◆ PROBLEM
Each record needs to be echoed exactly; can you do that?

◆ DATA TO PROCESS
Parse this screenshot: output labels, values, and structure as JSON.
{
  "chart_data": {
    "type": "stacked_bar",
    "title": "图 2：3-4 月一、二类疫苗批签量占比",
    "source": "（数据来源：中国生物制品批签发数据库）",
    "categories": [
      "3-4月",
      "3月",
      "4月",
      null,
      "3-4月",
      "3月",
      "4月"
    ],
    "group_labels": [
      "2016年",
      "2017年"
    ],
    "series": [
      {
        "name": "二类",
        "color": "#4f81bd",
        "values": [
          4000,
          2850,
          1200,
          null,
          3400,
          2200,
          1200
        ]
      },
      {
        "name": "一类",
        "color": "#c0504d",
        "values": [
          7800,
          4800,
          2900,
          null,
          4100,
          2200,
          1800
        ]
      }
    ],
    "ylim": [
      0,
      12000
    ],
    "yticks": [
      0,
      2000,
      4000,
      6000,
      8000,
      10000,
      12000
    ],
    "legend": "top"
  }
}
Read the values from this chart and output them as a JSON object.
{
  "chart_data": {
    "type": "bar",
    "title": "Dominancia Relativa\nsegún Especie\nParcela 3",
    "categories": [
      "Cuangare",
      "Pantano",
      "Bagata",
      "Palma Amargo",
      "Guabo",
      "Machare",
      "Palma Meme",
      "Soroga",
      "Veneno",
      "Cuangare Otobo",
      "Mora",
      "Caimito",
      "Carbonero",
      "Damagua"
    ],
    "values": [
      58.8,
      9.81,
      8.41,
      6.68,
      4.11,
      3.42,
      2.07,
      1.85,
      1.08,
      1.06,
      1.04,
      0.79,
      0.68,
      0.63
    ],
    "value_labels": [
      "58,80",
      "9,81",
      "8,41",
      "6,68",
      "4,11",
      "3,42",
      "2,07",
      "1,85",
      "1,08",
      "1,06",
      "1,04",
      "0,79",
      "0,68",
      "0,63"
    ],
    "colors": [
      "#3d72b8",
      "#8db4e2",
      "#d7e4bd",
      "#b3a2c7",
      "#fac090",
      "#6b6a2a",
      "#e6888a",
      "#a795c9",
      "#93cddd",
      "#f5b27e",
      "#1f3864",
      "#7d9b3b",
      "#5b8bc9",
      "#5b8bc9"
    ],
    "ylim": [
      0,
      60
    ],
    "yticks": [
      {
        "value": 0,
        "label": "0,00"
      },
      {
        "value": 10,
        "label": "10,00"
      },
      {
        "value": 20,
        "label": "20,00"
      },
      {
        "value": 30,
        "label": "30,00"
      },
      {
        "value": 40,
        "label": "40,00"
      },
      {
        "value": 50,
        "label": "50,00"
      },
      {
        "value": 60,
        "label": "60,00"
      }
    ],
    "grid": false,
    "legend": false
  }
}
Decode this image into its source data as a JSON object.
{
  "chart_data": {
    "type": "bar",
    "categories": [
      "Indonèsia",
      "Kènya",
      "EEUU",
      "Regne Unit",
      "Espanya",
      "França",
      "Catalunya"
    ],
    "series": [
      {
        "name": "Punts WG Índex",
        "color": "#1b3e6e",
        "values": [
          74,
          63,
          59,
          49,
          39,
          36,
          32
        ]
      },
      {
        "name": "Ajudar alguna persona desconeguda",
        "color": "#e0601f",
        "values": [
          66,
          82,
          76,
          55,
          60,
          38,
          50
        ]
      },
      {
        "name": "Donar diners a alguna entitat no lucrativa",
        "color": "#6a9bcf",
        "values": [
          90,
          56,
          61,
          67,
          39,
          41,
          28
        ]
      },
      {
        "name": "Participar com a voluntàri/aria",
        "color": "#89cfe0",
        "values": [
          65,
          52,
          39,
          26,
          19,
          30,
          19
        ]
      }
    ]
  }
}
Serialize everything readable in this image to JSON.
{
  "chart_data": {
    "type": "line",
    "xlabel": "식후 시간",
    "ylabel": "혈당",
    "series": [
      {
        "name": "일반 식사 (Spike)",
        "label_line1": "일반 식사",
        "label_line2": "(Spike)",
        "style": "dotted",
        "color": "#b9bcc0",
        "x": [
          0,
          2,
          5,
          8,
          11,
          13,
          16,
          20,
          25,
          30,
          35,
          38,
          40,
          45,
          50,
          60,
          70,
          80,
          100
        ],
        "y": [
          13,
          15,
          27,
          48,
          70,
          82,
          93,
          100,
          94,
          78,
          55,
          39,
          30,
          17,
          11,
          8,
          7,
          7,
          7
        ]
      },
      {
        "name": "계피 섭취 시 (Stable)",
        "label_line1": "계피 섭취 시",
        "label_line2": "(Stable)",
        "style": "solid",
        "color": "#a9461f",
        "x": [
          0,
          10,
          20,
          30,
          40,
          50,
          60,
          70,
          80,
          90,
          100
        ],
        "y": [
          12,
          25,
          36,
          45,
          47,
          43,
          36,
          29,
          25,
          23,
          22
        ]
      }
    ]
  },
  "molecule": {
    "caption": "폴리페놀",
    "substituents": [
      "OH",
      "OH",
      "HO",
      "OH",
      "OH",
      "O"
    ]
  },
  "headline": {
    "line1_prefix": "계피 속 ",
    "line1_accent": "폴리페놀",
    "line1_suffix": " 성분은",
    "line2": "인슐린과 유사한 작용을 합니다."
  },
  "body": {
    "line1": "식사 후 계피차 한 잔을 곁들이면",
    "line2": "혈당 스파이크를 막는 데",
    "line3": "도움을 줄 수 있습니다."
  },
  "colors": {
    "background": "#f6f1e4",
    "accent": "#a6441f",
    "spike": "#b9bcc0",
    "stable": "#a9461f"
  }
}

◆ EXERCISE RESULT
Parse this screenshot: output labels, values, and structure as JSON.
{
  "chart_data": {
    "type": "stacked_bar",
    "title": "图 2：3-4 月一、二类疫苗批签量占比",
    "source": "（数据来源：中国生物制品批签发数据库）",
    "categories": [
      "3-4月",
      "3月",
      "4月",
      null,
      "3-4月",
      "3月",
      "4月"
    ],
    "group_labels": [
      "2016年",
      "2017年"
    ],
    "series": [
      {
        "name": "二类",
        "color": "#4f81bd",
        "values": [
          4000,
          2850,
          1200,
          null,
          3400,
          2200,
          1200
        ]
      },
      {
        "name": "一类",
        "color": "#c0504d",
        "values": [
          7800,
          4800,
          2900,
          null,
          4100,
          2200,
          1800
        ]
      }
    ],
    "ylim": [
      0,
      12000
    ],
    "yticks": [
      0,
      2000,
      4000,
      6000,
      8000,
      10000,
      12000
    ],
    "legend": "top"
  }
}
Read the values from this chart and output them as a JSON object.
{
  "chart_data": {
    "type": "bar",
    "title": "Dominancia Relativa\nsegún Especie\nParcela 3",
    "categories": [
      "Cuangare",
      "Pantano",
      "Bagata",
      "Palma Amargo",
      "Guabo",
      "Machare",
      "Palma Meme",
      "Soroga",
      "Veneno",
      "Cuangare Otobo",
      "Mora",
      "Caimito",
      "Carbonero",
      "Damagua"
    ],
    "values": [
      58.8,
      9.81,
      8.41,
      6.68,
      4.11,
      3.42,
      2.07,
      1.85,
      1.08,
      1.06,
      1.04,
      0.79,
      0.68,
      0.63
    ],
    "value_labels": [
      "58,80",
      "9,81",
      "8,41",
      "6,68",
      "4,11",
      "3,42",
      "2,07",
      "1,85",
      "1,08",
      "1,06",
      "1,04",
      "0,79",
      "0,68",
      "0,63"
    ],
    "colors": [
      "#3d72b8",
      "#8db4e2",
      "#d7e4bd",
      "#b3a2c7",
      "#fac090",
      "#6b6a2a",
      "#e6888a",
      "#a795c9",
      "#93cddd",
      "#f5b27e",
      "#1f3864",
      "#7d9b3b",
      "#5b8bc9",
      "#5b8bc9"
    ],
    "ylim": [
      0,
      60
    ],
    "yticks": [
      {
        "value": 0,
        "label": "0,00"
      },
      {
        "value": 10,
        "label": "10,00"
      },
      {
        "value": 20,
        "label": "20,00"
      },
      {
        "value": 30,
        "label": "30,00"
      },
      {
        "value": 40,
        "label": "40,00"
      },
      {
        "value": 50,
        "label": "50,00"
      },
      {
        "value": 60,
        "label": "60,00"
      }
    ],
    "grid": false,
    "legend": false
  }
}
Decode this image into its source data as a JSON object.
{
  "chart_data": {
    "type": "bar",
    "categories": [
      "Indonèsia",
      "Kènya",
      "EEUU",
      "Regne Unit",
      "Espanya",
      "França",
      "Catalunya"
    ],
    "series": [
      {
        "name": "Punts WG Índex",
        "color": "#1b3e6e",
        "values": [
          74,
          63,
          59,
          49,
          39,
          36,
          32
        ]
      },
      {
        "name": "Ajudar alguna persona desconeguda",
        "color": "#e0601f",
        "values": [
          66,
          82,
          76,
          55,
          60,
          38,
          50
        ]
      },
      {
        "name": "Donar diners a alguna entitat no lucrativa",
        "color": "#6a9bcf",
        "values": [
          90,
          56,
          61,
          67,
          39,
          41,
          28
        ]
      },
      {
        "name": "Participar com a voluntàri/aria",
        "color": "#89cfe0",
        "values": [
          65,
          52,
          39,
          26,
          19,
          30,
          19
        ]
      }
    ]
  }
}
Serialize everything readable in this image to JSON.
{
  "chart_data": {
    "type": "line",
    "xlabel": "식후 시간",
    "ylabel": "혈당",
    "series": [
      {
        "name": "일반 식사 (Spike)",
        "label_line1": "일반 식사",
        "label_line2": "(Spike)",
        "style": "dotted",
        "color": "#b9bcc0",
        "x": [
          0,
          2,
          5,
          8,
          11,
          13,
          16,
          20,
          25,
          30,
          35,
          38,
          40,
          45,
          50,
          60,
          70,
          80,
          100
        ],
        "y": [
          13,
          15,
          27,
          48,
          70,
          82,
          93,
          100,
          94,
          78,
          55,
          39,
          30,
          17,
          11,
          8,
          7,
          7,
          7
        ]
      },
      {
        "name": "계피 섭취 시 (Stable)",
        "label_line1": "계피 섭취 시",
        "label_line2": "(Stable)",
        "style": "solid",
        "color": "#a9461f",
        "x": [
          0,
          10,
          20,
          30,
          40,
          50,
          60,
          70,
          80,
          90,
          100
        ],
        "y": [
          12,
          25,
          36,
          45,
          47,
          43,
          36,
          29,
          25,
          23,
          22
        ]
      }
    ]
  },
  "molecule": {
    "caption": "폴리페놀",
    "substituents": [
      "OH",
      "OH",
      "HO",
      "OH",
      "OH",
      "O"
    ]
  },
  "headline": {
    "line1_prefix": "계피 속 ",
    "line1_accent": "폴리페놀",
    "line1_suffix": " 성분은",
    "line2": "인슐린과 유사한 작용을 합니다."
  },
  "body": {
    "line1": "식사 후 계피차 한 잔을 곁들이면",
    "line2": "혈당 스파이크를 막는 데",
    "line3": "도움을 줄 수 있습니다."
  },
  "colors": {
    "background": "#f6f1e4",
    "accent": "#a6441f",
    "spike": "#b9bcc0",
    "stable": "#a9461f"
  }
}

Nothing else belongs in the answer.